Task details => Write out the listing below exactly, and omit any images you find in it.

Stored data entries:
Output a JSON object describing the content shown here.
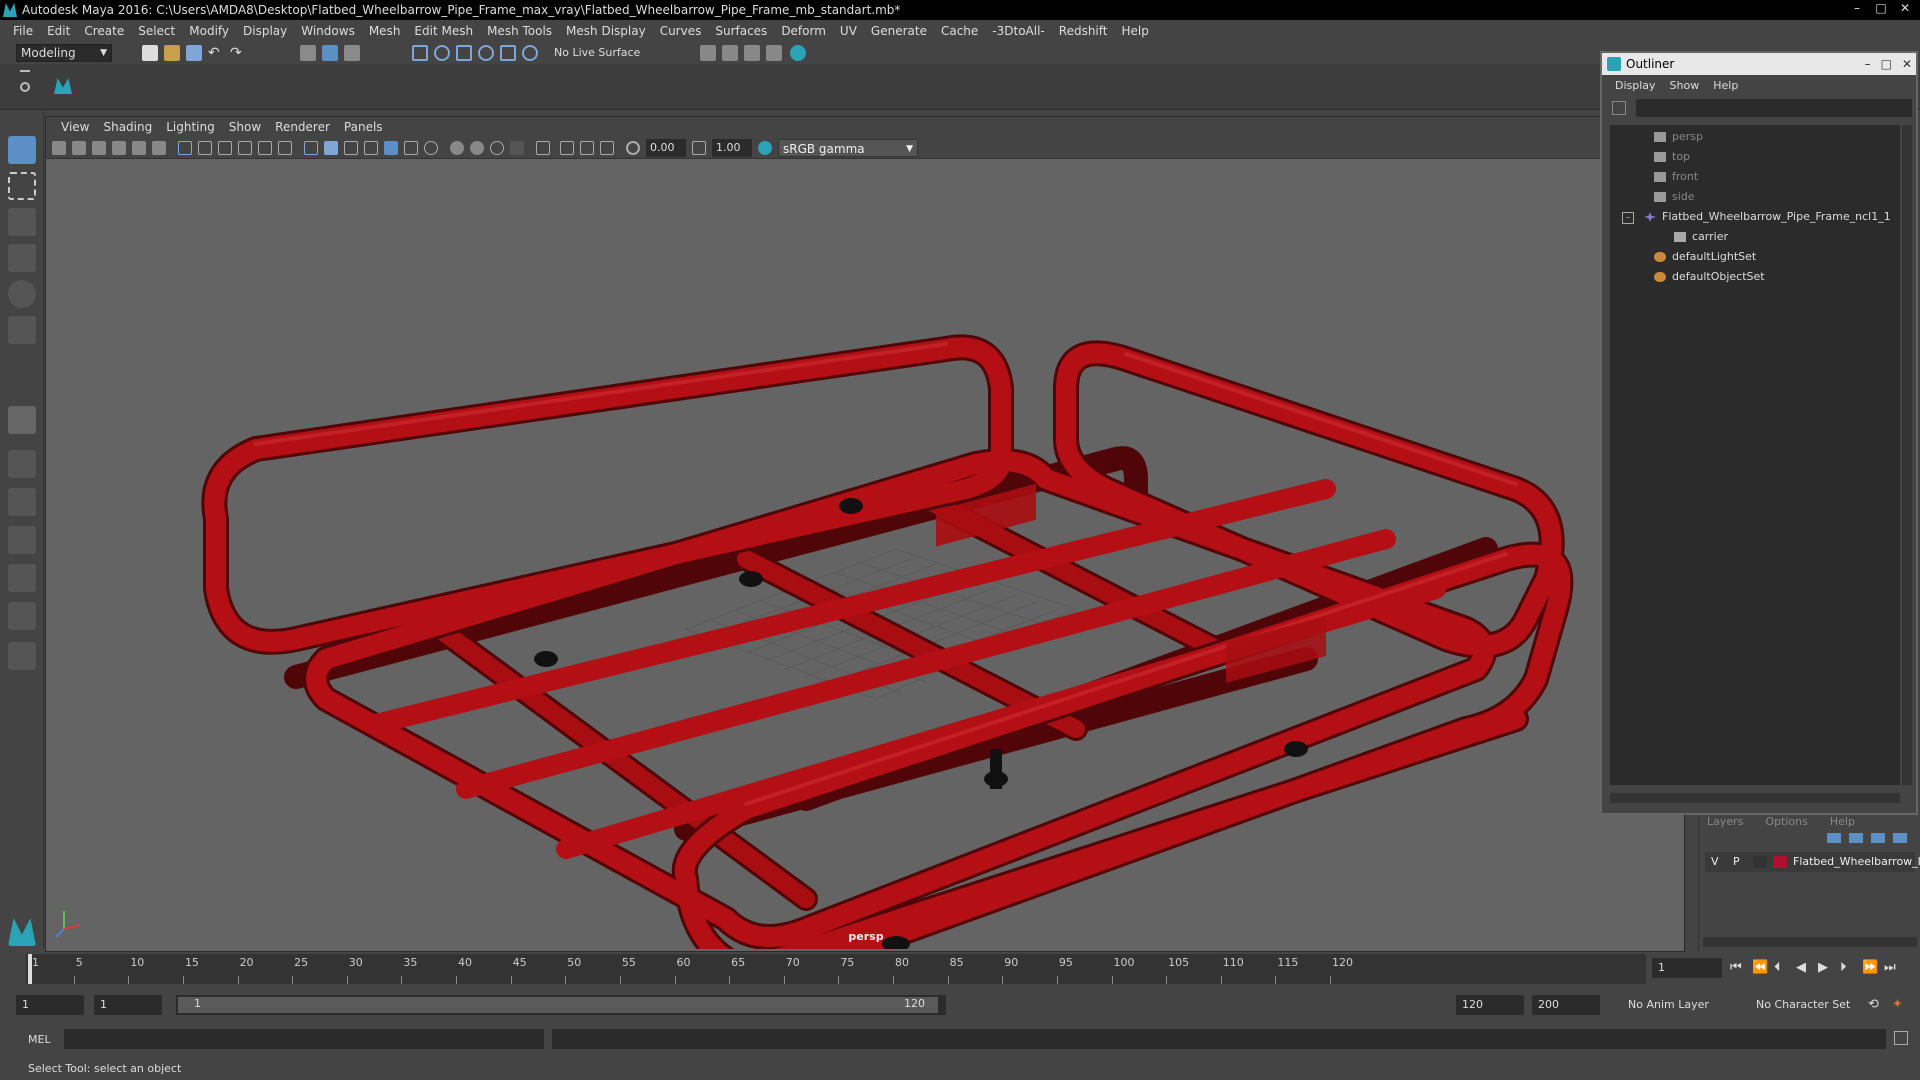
{
  "app": {
    "title": "Autodesk Maya 2016: C:\\Users\\AMDA8\\Desktop\\Flatbed_Wheelbarrow_Pipe_Frame_max_vray\\Flatbed_Wheelbarrow_Pipe_Frame_mb_standart.mb*",
    "window_controls": [
      "–",
      "□",
      "✕"
    ]
  },
  "menubar": [
    "File",
    "Edit",
    "Create",
    "Select",
    "Modify",
    "Display",
    "Windows",
    "Mesh",
    "Edit Mesh",
    "Mesh Tools",
    "Mesh Display",
    "Curves",
    "Surfaces",
    "Deform",
    "UV",
    "Generate",
    "Cache",
    "-3DtoAll-",
    "Redshift",
    "Help"
  ],
  "shelf": {
    "mode": "Modeling",
    "live_surface": "No Live Surface"
  },
  "viewport": {
    "menu": [
      "View",
      "Shading",
      "Lighting",
      "Show",
      "Renderer",
      "Panels"
    ],
    "exposure": "0.00",
    "gamma": "1.00",
    "colorspace": "sRGB gamma",
    "camera": "persp"
  },
  "outliner": {
    "title": "Outliner",
    "menu": [
      "Display",
      "Show",
      "Help"
    ],
    "items": [
      {
        "label": "persp",
        "type": "camera",
        "dim": true
      },
      {
        "label": "top",
        "type": "camera",
        "dim": true
      },
      {
        "label": "front",
        "type": "camera",
        "dim": true
      },
      {
        "label": "side",
        "type": "camera",
        "dim": true
      },
      {
        "label": "Flatbed_Wheelbarrow_Pipe_Frame_ncl1_1",
        "type": "group",
        "dim": false
      },
      {
        "label": "carrier",
        "type": "mesh",
        "dim": false
      },
      {
        "label": "defaultLightSet",
        "type": "set",
        "dim": false
      },
      {
        "label": "defaultObjectSet",
        "type": "set",
        "dim": false
      }
    ]
  },
  "layers": {
    "tabs": [
      "Layers",
      "Options",
      "Help"
    ],
    "row": {
      "v": "V",
      "p": "P",
      "name": "Flatbed_Wheelbarrow_I",
      "color": "#b01030"
    }
  },
  "timeline": {
    "ticks": [
      1,
      5,
      10,
      15,
      20,
      25,
      30,
      35,
      40,
      45,
      50,
      55,
      60,
      65,
      70,
      75,
      80,
      85,
      90,
      95,
      100,
      105,
      110,
      115,
      120
    ],
    "current_frame": "1"
  },
  "range": {
    "start": "1",
    "start2": "1",
    "slider_start": "1",
    "slider_end": "120",
    "end": "120",
    "end2": "200",
    "anim_layer": "No Anim Layer",
    "char_set": "No Character Set"
  },
  "cmdline": {
    "label": "MEL"
  },
  "helpline": {
    "text": "Select Tool: select an object"
  },
  "colors": {
    "frame": "#a80d12",
    "accent": "#2aa3b7"
  }
}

Solution to this problem =>
Output a JSON object describing the content shown here.
{
  "app": {
    "title": "Autodesk Maya 2016: C:\\Users\\AMDA8\\Desktop\\Flatbed_Wheelbarrow_Pipe_Frame_max_vray\\Flatbed_Wheelbarrow_Pipe_Frame_mb_standart.mb*",
    "window_controls": [
      "–",
      "□",
      "✕"
    ]
  },
  "menubar": [
    "File",
    "Edit",
    "Create",
    "Select",
    "Modify",
    "Display",
    "Windows",
    "Mesh",
    "Edit Mesh",
    "Mesh Tools",
    "Mesh Display",
    "Curves",
    "Surfaces",
    "Deform",
    "UV",
    "Generate",
    "Cache",
    "-3DtoAll-",
    "Redshift",
    "Help"
  ],
  "shelf": {
    "mode": "Modeling",
    "live_surface": "No Live Surface"
  },
  "viewport": {
    "menu": [
      "View",
      "Shading",
      "Lighting",
      "Show",
      "Renderer",
      "Panels"
    ],
    "exposure": "0.00",
    "gamma": "1.00",
    "colorspace": "sRGB gamma",
    "camera": "persp"
  },
  "outliner": {
    "title": "Outliner",
    "menu": [
      "Display",
      "Show",
      "Help"
    ],
    "items": [
      {
        "label": "persp",
        "type": "camera",
        "dim": true
      },
      {
        "label": "top",
        "type": "camera",
        "dim": true
      },
      {
        "label": "front",
        "type": "camera",
        "dim": true
      },
      {
        "label": "side",
        "type": "camera",
        "dim": true
      },
      {
        "label": "Flatbed_Wheelbarrow_Pipe_Frame_ncl1_1",
        "type": "group",
        "dim": false
      },
      {
        "label": "carrier",
        "type": "mesh",
        "dim": false
      },
      {
        "label": "defaultLightSet",
        "type": "set",
        "dim": false
      },
      {
        "label": "defaultObjectSet",
        "type": "set",
        "dim": false
      }
    ]
  },
  "layers": {
    "tabs": [
      "Layers",
      "Options",
      "Help"
    ],
    "row": {
      "v": "V",
      "p": "P",
      "name": "Flatbed_Wheelbarrow_I",
      "color": "#b01030"
    }
  },
  "timeline": {
    "ticks": [
      1,
      5,
      10,
      15,
      20,
      25,
      30,
      35,
      40,
      45,
      50,
      55,
      60,
      65,
      70,
      75,
      80,
      85,
      90,
      95,
      100,
      105,
      110,
      115,
      120
    ],
    "current_frame": "1"
  },
  "range": {
    "start": "1",
    "start2": "1",
    "slider_start": "1",
    "slider_end": "120",
    "end": "120",
    "end2": "200",
    "anim_layer": "No Anim Layer",
    "char_set": "No Character Set"
  },
  "cmdline": {
    "label": "MEL"
  },
  "helpline": {
    "text": "Select Tool: select an object"
  },
  "colors": {
    "frame": "#a80d12",
    "accent": "#2aa3b7"
  }
}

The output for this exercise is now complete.